What is required:
Starting with the line that holds "Output the text content of this document.", copy out each remaining line of the listing below, up to and including the last one, and include nothing else.

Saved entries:

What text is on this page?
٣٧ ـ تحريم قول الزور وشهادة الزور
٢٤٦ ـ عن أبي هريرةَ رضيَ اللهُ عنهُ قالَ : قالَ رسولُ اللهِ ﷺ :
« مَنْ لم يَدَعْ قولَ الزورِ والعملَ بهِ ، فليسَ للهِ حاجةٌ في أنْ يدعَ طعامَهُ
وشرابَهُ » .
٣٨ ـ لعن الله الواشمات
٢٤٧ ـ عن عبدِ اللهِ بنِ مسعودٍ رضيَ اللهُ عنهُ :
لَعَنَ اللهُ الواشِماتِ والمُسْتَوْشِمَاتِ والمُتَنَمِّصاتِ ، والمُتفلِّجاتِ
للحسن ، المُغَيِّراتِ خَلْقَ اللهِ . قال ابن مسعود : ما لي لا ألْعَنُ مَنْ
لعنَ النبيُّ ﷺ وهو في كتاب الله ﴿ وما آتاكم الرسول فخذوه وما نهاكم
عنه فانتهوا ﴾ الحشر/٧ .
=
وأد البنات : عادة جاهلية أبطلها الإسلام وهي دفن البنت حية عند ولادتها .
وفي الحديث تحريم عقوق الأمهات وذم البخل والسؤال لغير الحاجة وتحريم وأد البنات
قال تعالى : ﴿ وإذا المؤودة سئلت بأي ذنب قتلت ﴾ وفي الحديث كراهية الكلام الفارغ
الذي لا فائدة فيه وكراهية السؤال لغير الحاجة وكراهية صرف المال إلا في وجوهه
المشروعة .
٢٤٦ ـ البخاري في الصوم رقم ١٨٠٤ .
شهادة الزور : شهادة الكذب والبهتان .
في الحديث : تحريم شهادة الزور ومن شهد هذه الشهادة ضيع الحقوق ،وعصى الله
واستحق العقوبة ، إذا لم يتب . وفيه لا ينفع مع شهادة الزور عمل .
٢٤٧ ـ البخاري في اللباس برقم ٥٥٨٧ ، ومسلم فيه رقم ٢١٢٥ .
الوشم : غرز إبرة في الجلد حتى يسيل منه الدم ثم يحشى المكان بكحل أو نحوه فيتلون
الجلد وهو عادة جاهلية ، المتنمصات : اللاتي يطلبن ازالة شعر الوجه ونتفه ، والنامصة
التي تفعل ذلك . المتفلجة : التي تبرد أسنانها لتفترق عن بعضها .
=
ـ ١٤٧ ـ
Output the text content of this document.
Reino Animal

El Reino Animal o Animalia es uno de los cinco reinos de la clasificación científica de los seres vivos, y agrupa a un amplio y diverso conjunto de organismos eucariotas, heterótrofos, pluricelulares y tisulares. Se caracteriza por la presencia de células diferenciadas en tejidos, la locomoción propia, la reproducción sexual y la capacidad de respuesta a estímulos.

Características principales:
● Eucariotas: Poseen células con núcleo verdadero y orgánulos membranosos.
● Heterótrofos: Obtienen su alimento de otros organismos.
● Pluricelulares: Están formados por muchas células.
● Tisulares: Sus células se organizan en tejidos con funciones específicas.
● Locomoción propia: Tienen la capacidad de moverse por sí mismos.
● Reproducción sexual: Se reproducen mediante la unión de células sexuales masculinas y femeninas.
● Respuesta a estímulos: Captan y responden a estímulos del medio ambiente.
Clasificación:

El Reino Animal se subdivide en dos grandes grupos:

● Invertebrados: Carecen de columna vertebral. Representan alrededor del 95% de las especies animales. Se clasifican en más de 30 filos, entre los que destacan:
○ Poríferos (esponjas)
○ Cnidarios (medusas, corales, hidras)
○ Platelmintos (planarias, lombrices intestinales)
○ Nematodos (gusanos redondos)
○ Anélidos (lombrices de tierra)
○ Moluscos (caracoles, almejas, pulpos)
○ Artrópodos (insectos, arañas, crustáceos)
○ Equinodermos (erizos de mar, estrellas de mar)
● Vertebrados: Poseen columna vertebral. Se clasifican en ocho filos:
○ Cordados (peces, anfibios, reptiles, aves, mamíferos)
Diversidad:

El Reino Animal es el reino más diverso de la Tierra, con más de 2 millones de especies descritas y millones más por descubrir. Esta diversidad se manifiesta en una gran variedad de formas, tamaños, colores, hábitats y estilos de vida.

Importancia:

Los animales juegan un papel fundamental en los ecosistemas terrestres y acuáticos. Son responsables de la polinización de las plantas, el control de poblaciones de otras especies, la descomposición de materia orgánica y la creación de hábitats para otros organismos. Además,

Answer in full:
Output the text content of this document.
Reino Animal

El Reino Animal o Animalia es uno de los cinco reinos de la clasificación científica de los seres vivos, y agrupa a un amplio y diverso conjunto de organismos eucariotas, heterótrofos, pluricelulares y tisulares. Se caracteriza por la presencia de células diferenciadas en tejidos, la locomoción propia, la reproducción sexual y la capacidad de respuesta a estímulos.

Características principales:
● Eucariotas: Poseen células con núcleo verdadero y orgánulos membranosos.
● Heterótrofos: Obtienen su alimento de otros organismos.
● Pluricelulares: Están formados por muchas células.
● Tisulares: Sus células se organizan en tejidos con funciones específicas.
● Locomoción propia: Tienen la capacidad de moverse por sí mismos.
● Reproducción sexual: Se reproducen mediante la unión de células sexuales masculinas y femeninas.
● Respuesta a estímulos: Captan y responden a estímulos del medio ambiente.
Clasificación:

El Reino Animal se subdivide en dos grandes grupos:

● Invertebrados: Carecen de columna vertebral. Representan alrededor del 95% de las especies animales. Se clasifican en más de 30 filos, entre los que destacan:
○ Poríferos (esponjas)
○ Cnidarios (medusas, corales, hidras)
○ Platelmintos (planarias, lombrices intestinales)
○ Nematodos (gusanos redondos)
○ Anélidos (lombrices de tierra)
○ Moluscos (caracoles, almejas, pulpos)
○ Artrópodos (insectos, arañas, crustáceos)
○ Equinodermos (erizos de mar, estrellas de mar)
● Vertebrados: Poseen columna vertebral. Se clasifican en ocho filos:
○ Cordados (peces, anfibios, reptiles, aves, mamíferos)
Diversidad:

El Reino Animal es el reino más diverso de la Tierra, con más de 2 millones de especies descritas y millones más por descubrir. Esta diversidad se manifiesta en una gran variedad de formas, tamaños, colores, hábitats y estilos de vida.

Importancia:

Los animales juegan un papel fundamental en los ecosistemas terrestres y acuáticos. Son responsables de la polinización de las plantas, el control de poblaciones de otras especies, la descomposición de materia orgánica y la creación de hábitats para otros organismos. Además,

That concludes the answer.